**GIVEN EXERCISE:**
Copy out the entries exactly, from the first line to the last.
# start of TASK INPUT
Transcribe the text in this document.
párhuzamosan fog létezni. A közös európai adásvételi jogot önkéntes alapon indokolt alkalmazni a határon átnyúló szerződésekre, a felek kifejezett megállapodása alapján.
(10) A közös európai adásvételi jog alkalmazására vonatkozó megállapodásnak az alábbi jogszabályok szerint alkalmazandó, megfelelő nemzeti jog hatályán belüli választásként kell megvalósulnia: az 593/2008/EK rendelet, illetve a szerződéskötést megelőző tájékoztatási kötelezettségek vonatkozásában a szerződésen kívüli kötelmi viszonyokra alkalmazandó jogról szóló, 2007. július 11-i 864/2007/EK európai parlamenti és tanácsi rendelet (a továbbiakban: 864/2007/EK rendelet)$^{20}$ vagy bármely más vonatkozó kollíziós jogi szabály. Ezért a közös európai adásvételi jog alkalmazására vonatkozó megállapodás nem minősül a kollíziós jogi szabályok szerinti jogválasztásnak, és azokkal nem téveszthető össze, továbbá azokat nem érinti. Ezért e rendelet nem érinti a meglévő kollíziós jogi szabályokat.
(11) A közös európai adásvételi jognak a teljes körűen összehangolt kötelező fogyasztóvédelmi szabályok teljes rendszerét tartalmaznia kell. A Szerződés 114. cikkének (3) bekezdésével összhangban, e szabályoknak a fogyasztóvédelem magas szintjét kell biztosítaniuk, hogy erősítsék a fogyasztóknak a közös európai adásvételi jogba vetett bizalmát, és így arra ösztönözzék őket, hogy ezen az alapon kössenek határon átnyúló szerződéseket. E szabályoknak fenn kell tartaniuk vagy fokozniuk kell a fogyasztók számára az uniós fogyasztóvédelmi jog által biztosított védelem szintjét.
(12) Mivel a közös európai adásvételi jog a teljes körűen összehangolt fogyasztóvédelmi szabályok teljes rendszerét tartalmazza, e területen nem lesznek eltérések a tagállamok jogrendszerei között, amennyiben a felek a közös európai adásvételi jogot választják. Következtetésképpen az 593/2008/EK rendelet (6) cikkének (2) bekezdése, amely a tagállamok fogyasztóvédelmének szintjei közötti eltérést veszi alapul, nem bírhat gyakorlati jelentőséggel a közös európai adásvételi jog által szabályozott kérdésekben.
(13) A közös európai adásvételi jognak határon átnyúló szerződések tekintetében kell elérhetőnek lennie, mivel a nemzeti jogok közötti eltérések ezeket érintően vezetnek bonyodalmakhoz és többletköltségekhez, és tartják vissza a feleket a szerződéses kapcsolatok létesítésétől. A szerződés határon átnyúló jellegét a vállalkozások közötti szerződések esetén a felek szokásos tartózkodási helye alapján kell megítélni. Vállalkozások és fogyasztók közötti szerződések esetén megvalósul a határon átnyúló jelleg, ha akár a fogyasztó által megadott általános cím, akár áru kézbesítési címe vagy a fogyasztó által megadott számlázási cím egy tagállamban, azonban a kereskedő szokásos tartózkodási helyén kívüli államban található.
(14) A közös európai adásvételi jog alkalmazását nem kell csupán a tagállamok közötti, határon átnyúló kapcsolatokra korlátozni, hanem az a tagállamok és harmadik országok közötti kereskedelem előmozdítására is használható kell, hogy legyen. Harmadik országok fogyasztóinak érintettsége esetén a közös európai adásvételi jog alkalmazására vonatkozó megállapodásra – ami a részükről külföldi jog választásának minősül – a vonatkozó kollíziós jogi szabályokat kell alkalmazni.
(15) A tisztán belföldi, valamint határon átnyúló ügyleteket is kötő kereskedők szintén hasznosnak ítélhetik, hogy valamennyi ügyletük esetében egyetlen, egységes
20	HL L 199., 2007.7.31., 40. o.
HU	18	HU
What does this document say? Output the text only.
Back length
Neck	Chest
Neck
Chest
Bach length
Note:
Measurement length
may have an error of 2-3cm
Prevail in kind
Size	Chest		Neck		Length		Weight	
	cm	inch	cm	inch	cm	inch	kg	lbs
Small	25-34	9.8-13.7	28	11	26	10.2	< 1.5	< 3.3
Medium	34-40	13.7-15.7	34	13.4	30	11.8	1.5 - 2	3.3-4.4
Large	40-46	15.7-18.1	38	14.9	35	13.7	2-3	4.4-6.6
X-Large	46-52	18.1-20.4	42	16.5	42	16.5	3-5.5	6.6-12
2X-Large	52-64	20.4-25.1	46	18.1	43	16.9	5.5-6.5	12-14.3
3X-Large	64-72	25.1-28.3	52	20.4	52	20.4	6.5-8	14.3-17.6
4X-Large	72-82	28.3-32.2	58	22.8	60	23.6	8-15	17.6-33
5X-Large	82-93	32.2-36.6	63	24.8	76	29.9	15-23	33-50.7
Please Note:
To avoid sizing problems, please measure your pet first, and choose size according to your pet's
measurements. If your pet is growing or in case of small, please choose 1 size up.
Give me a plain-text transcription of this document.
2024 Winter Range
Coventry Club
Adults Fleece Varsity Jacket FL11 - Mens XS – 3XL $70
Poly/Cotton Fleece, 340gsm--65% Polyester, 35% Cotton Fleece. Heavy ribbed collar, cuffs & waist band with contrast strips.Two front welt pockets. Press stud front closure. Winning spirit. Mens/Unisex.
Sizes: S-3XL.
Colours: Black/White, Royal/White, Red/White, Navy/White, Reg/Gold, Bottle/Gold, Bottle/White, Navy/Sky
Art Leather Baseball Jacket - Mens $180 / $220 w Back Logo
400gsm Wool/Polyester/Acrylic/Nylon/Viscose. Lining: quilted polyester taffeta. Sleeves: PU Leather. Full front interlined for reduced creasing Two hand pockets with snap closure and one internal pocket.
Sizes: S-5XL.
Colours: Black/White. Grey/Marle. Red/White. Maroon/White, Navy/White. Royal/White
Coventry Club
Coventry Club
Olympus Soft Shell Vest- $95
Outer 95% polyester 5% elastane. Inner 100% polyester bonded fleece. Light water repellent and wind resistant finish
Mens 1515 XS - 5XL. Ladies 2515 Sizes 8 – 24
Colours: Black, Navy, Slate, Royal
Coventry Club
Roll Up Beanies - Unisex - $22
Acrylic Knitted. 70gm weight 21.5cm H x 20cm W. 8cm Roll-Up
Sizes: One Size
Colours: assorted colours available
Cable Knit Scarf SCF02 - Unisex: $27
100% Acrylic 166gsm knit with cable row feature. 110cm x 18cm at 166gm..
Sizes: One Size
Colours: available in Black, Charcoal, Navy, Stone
# end of TASK INPUT
**OUTPUT OF THE EXERCISE:**
Transcribe the text in this document.
párhuzamosan fog létezni. A közös európai adásvételi jogot önkéntes alapon indokolt alkalmazni a határon átnyúló szerződésekre, a felek kifejezett megállapodása alapján.
(10) A közös európai adásvételi jog alkalmazására vonatkozó megállapodásnak az alábbi jogszabályok szerint alkalmazandó, megfelelő nemzeti jog hatályán belüli választásként kell megvalósulnia: az 593/2008/EK rendelet, illetve a szerződéskötést megelőző tájékoztatási kötelezettségek vonatkozásában a szerződésen kívüli kötelmi viszonyokra alkalmazandó jogról szóló, 2007. július 11-i 864/2007/EK európai parlamenti és tanácsi rendelet (a továbbiakban: 864/2007/EK rendelet)$^{20}$ vagy bármely más vonatkozó kollíziós jogi szabály. Ezért a közös európai adásvételi jog alkalmazására vonatkozó megállapodás nem minősül a kollíziós jogi szabályok szerinti jogválasztásnak, és azokkal nem téveszthető össze, továbbá azokat nem érinti. Ezért e rendelet nem érinti a meglévő kollíziós jogi szabályokat.
(11) A közös európai adásvételi jognak a teljes körűen összehangolt kötelező fogyasztóvédelmi szabályok teljes rendszerét tartalmaznia kell. A Szerződés 114. cikkének (3) bekezdésével összhangban, e szabályoknak a fogyasztóvédelem magas szintjét kell biztosítaniuk, hogy erősítsék a fogyasztóknak a közös európai adásvételi jogba vetett bizalmát, és így arra ösztönözzék őket, hogy ezen az alapon kössenek határon átnyúló szerződéseket. E szabályoknak fenn kell tartaniuk vagy fokozniuk kell a fogyasztók számára az uniós fogyasztóvédelmi jog által biztosított védelem szintjét.
(12) Mivel a közös európai adásvételi jog a teljes körűen összehangolt fogyasztóvédelmi szabályok teljes rendszerét tartalmazza, e területen nem lesznek eltérések a tagállamok jogrendszerei között, amennyiben a felek a közös európai adásvételi jogot választják. Következtetésképpen az 593/2008/EK rendelet (6) cikkének (2) bekezdése, amely a tagállamok fogyasztóvédelmének szintjei közötti eltérést veszi alapul, nem bírhat gyakorlati jelentőséggel a közös európai adásvételi jog által szabályozott kérdésekben.
(13) A közös európai adásvételi jognak határon átnyúló szerződések tekintetében kell elérhetőnek lennie, mivel a nemzeti jogok közötti eltérések ezeket érintően vezetnek bonyodalmakhoz és többletköltségekhez, és tartják vissza a feleket a szerződéses kapcsolatok létesítésétől. A szerződés határon átnyúló jellegét a vállalkozások közötti szerződések esetén a felek szokásos tartózkodási helye alapján kell megítélni. Vállalkozások és fogyasztók közötti szerződések esetén megvalósul a határon átnyúló jelleg, ha akár a fogyasztó által megadott általános cím, akár áru kézbesítési címe vagy a fogyasztó által megadott számlázási cím egy tagállamban, azonban a kereskedő szokásos tartózkodási helyén kívüli államban található.
(14) A közös európai adásvételi jog alkalmazását nem kell csupán a tagállamok közötti, határon átnyúló kapcsolatokra korlátozni, hanem az a tagállamok és harmadik országok közötti kereskedelem előmozdítására is használható kell, hogy legyen. Harmadik országok fogyasztóinak érintettsége esetén a közös európai adásvételi jog alkalmazására vonatkozó megállapodásra – ami a részükről külföldi jog választásának minősül – a vonatkozó kollíziós jogi szabályokat kell alkalmazni.
(15) A tisztán belföldi, valamint határon átnyúló ügyleteket is kötő kereskedők szintén hasznosnak ítélhetik, hogy valamennyi ügyletük esetében egyetlen, egységes
20	HL L 199., 2007.7.31., 40. o.
HU	18	HU
What does this document say? Output the text only.
Back length
Neck	Chest
Neck
Chest
Bach length
Note:
Measurement length
may have an error of 2-3cm
Prevail in kind
Size	Chest		Neck		Length		Weight	
	cm	inch	cm	inch	cm	inch	kg	lbs
Small	25-34	9.8-13.7	28	11	26	10.2	< 1.5	< 3.3
Medium	34-40	13.7-15.7	34	13.4	30	11.8	1.5 - 2	3.3-4.4
Large	40-46	15.7-18.1	38	14.9	35	13.7	2-3	4.4-6.6
X-Large	46-52	18.1-20.4	42	16.5	42	16.5	3-5.5	6.6-12
2X-Large	52-64	20.4-25.1	46	18.1	43	16.9	5.5-6.5	12-14.3
3X-Large	64-72	25.1-28.3	52	20.4	52	20.4	6.5-8	14.3-17.6
4X-Large	72-82	28.3-32.2	58	22.8	60	23.6	8-15	17.6-33
5X-Large	82-93	32.2-36.6	63	24.8	76	29.9	15-23	33-50.7
Please Note:
To avoid sizing problems, please measure your pet first, and choose size according to your pet's
measurements. If your pet is growing or in case of small, please choose 1 size up.
Give me a plain-text transcription of this document.
2024 Winter Range
Coventry Club
Adults Fleece Varsity Jacket FL11 - Mens XS – 3XL $70
Poly/Cotton Fleece, 340gsm--65% Polyester, 35% Cotton Fleece. Heavy ribbed collar, cuffs & waist band with contrast strips.Two front welt pockets. Press stud front closure. Winning spirit. Mens/Unisex.
Sizes: S-3XL.
Colours: Black/White, Royal/White, Red/White, Navy/White, Reg/Gold, Bottle/Gold, Bottle/White, Navy/Sky
Art Leather Baseball Jacket - Mens $180 / $220 w Back Logo
400gsm Wool/Polyester/Acrylic/Nylon/Viscose. Lining: quilted polyester taffeta. Sleeves: PU Leather. Full front interlined for reduced creasing Two hand pockets with snap closure and one internal pocket.
Sizes: S-5XL.
Colours: Black/White. Grey/Marle. Red/White. Maroon/White, Navy/White. Royal/White
Coventry Club
Coventry Club
Olympus Soft Shell Vest- $95
Outer 95% polyester 5% elastane. Inner 100% polyester bonded fleece. Light water repellent and wind resistant finish
Mens 1515 XS - 5XL. Ladies 2515 Sizes 8 – 24
Colours: Black, Navy, Slate, Royal
Coventry Club
Roll Up Beanies - Unisex - $22
Acrylic Knitted. 70gm weight 21.5cm H x 20cm W. 8cm Roll-Up
Sizes: One Size
Colours: assorted colours available
Cable Knit Scarf SCF02 - Unisex: $27
100% Acrylic 166gsm knit with cable row feature. 110cm x 18cm at 166gm..
Sizes: One Size
Colours: available in Black, Charcoal, Navy, Stone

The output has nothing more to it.